• [Exercise prompt]: Identify the line that contains "Decode this image" in the material. Output it and every line after it, unchanged, through the end.

• [Extracted information]:
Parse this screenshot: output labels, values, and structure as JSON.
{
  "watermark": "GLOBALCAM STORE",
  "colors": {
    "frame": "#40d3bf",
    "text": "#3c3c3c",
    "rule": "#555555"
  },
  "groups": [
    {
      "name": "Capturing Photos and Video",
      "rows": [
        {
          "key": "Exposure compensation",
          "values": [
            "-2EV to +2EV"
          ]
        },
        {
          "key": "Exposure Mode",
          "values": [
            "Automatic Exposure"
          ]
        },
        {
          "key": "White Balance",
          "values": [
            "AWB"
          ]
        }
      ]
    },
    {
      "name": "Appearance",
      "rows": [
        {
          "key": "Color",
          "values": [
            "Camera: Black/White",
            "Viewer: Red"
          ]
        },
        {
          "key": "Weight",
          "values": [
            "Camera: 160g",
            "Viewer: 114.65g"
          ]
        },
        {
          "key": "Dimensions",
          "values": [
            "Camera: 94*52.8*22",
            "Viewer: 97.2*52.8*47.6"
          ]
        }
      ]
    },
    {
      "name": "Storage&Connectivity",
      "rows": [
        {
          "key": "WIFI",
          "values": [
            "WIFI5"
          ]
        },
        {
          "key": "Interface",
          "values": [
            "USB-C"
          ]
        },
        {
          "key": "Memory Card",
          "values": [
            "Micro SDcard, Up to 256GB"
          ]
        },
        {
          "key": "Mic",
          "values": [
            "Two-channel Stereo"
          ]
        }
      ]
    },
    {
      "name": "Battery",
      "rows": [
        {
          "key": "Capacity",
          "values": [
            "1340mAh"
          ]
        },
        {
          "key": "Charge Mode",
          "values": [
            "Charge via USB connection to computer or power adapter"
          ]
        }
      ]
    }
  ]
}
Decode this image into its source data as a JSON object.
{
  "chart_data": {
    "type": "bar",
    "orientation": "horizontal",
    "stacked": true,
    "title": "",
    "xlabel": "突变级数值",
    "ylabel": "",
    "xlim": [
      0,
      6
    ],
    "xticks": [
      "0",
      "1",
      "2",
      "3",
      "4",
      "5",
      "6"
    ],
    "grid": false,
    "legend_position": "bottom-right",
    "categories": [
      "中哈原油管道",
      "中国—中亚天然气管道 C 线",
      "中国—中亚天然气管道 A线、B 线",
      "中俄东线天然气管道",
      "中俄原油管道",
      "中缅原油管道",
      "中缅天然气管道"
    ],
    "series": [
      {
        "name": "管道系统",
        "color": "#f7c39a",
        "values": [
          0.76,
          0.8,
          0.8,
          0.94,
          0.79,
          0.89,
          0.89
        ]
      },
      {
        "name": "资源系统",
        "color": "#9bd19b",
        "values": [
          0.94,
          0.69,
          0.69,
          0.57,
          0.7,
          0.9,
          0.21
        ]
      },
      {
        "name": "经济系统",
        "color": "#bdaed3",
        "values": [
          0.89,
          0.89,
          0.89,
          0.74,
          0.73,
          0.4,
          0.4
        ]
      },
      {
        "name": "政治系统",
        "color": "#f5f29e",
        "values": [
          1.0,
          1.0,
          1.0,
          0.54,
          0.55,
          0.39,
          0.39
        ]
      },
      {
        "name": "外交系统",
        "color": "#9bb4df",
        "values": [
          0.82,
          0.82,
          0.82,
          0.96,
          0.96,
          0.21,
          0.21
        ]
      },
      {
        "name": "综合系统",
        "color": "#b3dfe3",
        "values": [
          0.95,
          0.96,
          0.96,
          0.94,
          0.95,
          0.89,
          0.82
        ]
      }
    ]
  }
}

• [Output for this task]:
Decode this image into its source data as a JSON object.
{
  "chart_data": {
    "type": "bar",
    "orientation": "horizontal",
    "stacked": true,
    "title": "",
    "xlabel": "突变级数值",
    "ylabel": "",
    "xlim": [
      0,
      6
    ],
    "xticks": [
      "0",
      "1",
      "2",
      "3",
      "4",
      "5",
      "6"
    ],
    "grid": false,
    "legend_position": "bottom-right",
    "categories": [
      "中哈原油管道",
      "中国—中亚天然气管道 C 线",
      "中国—中亚天然气管道 A线、B 线",
      "中俄东线天然气管道",
      "中俄原油管道",
      "中缅原油管道",
      "中缅天然气管道"
    ],
    "series": [
      {
        "name": "管道系统",
        "color": "#f7c39a",
        "values": [
          0.76,
          0.8,
          0.8,
          0.94,
          0.79,
          0.89,
          0.89
        ]
      },
      {
        "name": "资源系统",
        "color": "#9bd19b",
        "values": [
          0.94,
          0.69,
          0.69,
          0.57,
          0.7,
          0.9,
          0.21
        ]
      },
      {
        "name": "经济系统",
        "color": "#bdaed3",
        "values": [
          0.89,
          0.89,
          0.89,
          0.74,
          0.73,
          0.4,
          0.4
        ]
      },
      {
        "name": "政治系统",
        "color": "#f5f29e",
        "values": [
          1.0,
          1.0,
          1.0,
          0.54,
          0.55,
          0.39,
          0.39
        ]
      },
      {
        "name": "外交系统",
        "color": "#9bb4df",
        "values": [
          0.82,
          0.82,
          0.82,
          0.96,
          0.96,
          0.21,
          0.21
        ]
      },
      {
        "name": "综合系统",
        "color": "#b3dfe3",
        "values": [
          0.95,
          0.96,
          0.96,
          0.94,
          0.95,
          0.89,
          0.82
        ]
      }
    ]
  }
}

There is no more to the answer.